Stored data entries:
-------------------------

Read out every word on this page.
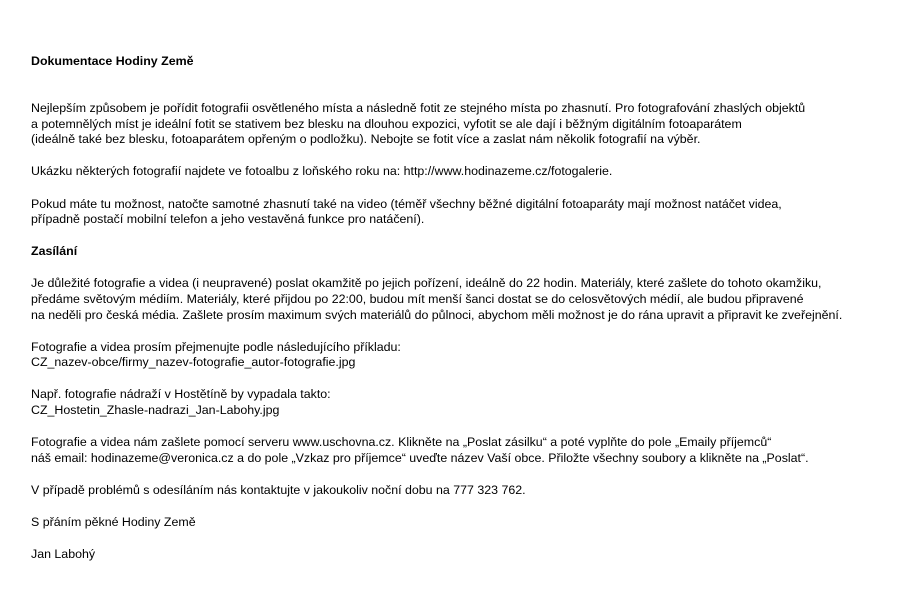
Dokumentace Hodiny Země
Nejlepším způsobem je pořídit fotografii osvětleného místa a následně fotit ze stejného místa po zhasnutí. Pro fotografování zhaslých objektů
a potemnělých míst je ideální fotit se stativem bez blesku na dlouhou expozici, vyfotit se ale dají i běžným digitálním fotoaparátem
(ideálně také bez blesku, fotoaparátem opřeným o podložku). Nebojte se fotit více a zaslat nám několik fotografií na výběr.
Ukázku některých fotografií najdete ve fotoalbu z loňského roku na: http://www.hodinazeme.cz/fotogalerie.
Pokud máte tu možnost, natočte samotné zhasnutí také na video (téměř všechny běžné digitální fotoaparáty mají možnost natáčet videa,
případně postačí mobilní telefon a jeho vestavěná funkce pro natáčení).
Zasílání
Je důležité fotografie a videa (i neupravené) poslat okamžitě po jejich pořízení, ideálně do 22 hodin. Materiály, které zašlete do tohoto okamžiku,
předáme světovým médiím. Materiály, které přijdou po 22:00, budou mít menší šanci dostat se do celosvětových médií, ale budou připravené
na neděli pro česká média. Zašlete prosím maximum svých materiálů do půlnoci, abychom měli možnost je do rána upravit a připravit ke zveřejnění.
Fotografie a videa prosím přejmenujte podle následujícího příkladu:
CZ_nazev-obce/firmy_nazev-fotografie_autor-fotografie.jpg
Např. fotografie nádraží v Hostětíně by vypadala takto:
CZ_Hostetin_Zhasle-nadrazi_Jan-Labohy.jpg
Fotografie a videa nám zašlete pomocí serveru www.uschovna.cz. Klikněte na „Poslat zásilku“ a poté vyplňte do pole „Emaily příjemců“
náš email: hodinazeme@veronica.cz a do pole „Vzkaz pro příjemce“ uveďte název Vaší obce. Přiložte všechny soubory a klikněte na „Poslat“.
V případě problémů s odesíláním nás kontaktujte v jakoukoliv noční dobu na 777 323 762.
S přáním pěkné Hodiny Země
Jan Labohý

-------------------------

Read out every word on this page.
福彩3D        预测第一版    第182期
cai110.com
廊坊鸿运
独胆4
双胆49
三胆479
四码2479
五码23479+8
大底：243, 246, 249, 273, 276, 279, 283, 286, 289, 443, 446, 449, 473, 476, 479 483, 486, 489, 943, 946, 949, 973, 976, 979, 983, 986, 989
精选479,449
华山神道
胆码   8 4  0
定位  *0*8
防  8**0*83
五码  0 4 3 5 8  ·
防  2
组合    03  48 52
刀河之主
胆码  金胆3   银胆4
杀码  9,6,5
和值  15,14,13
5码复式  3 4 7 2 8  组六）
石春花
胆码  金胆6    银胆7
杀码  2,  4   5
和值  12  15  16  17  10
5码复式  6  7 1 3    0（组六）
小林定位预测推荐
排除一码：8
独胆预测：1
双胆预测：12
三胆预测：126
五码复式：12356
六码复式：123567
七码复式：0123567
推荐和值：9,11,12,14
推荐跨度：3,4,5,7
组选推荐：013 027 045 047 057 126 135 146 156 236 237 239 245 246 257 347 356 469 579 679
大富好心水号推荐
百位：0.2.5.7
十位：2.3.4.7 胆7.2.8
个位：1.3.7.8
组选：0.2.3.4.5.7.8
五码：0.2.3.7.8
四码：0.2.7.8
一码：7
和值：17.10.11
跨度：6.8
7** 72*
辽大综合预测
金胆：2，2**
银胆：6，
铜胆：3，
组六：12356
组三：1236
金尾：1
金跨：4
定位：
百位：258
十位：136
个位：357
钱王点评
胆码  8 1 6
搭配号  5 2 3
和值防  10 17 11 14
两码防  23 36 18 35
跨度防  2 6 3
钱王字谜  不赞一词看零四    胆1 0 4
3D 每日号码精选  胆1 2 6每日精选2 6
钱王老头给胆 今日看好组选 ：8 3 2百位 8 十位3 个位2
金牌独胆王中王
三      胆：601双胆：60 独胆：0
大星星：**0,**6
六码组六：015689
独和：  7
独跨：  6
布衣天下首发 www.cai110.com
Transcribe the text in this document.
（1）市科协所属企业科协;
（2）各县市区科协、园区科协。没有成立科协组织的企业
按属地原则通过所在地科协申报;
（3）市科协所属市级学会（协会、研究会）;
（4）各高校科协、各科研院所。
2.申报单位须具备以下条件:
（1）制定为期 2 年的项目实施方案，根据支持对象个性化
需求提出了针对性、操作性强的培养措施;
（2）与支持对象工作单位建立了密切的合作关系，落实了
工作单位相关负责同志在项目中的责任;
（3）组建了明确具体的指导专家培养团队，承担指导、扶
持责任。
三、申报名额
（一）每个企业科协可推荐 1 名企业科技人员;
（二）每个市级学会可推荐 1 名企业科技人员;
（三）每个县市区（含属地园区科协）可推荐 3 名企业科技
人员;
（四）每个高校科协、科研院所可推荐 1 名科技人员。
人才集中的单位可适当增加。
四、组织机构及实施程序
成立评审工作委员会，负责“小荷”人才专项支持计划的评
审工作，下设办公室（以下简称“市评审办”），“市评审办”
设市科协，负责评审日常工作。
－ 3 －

-------------------------

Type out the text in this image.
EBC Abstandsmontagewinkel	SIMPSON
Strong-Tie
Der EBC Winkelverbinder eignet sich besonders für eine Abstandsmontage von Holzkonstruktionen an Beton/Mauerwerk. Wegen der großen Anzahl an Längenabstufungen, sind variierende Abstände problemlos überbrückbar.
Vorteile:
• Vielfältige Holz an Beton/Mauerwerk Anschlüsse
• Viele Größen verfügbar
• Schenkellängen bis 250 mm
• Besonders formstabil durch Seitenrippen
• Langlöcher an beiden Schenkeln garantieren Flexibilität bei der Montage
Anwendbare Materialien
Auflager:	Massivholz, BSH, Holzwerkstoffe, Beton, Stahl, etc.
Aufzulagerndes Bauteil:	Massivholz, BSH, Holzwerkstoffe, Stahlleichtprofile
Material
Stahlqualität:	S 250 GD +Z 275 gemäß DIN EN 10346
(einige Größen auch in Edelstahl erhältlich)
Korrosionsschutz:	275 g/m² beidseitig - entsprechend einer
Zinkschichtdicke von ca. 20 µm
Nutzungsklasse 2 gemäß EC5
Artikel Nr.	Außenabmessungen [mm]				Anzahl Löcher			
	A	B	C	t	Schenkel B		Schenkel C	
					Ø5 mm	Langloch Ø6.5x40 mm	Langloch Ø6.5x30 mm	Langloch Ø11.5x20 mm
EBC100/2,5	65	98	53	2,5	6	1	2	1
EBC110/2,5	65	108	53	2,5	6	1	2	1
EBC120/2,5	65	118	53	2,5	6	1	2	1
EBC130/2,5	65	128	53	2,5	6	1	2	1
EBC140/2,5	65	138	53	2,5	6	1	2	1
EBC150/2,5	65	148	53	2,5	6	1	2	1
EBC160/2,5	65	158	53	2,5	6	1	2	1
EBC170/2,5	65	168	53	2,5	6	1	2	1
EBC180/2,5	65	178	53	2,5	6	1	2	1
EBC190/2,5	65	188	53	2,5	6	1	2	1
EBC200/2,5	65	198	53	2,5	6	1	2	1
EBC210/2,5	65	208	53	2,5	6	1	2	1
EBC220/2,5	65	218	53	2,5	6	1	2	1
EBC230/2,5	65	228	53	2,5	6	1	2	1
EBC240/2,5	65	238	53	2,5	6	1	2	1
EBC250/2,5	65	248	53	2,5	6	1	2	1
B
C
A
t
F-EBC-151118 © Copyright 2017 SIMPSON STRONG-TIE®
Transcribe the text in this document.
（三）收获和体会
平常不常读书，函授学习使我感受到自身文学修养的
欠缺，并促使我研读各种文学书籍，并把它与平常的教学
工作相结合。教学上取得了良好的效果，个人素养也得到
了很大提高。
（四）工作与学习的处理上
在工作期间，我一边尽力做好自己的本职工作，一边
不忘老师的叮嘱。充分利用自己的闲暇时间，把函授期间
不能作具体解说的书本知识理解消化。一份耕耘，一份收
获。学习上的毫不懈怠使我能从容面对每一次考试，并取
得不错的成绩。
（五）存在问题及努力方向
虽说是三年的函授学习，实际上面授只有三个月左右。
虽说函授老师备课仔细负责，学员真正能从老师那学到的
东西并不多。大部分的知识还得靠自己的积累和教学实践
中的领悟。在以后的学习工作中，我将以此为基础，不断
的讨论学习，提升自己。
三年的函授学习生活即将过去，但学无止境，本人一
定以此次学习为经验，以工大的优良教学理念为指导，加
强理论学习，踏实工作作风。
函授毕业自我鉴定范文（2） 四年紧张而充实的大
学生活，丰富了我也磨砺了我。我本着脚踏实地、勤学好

-------------------------

▸ **WHAT THE EXERCISE ASKS**
Find how many lines include the string "zhasnutí" and report that number alone.

▸ **SOLUTION**
2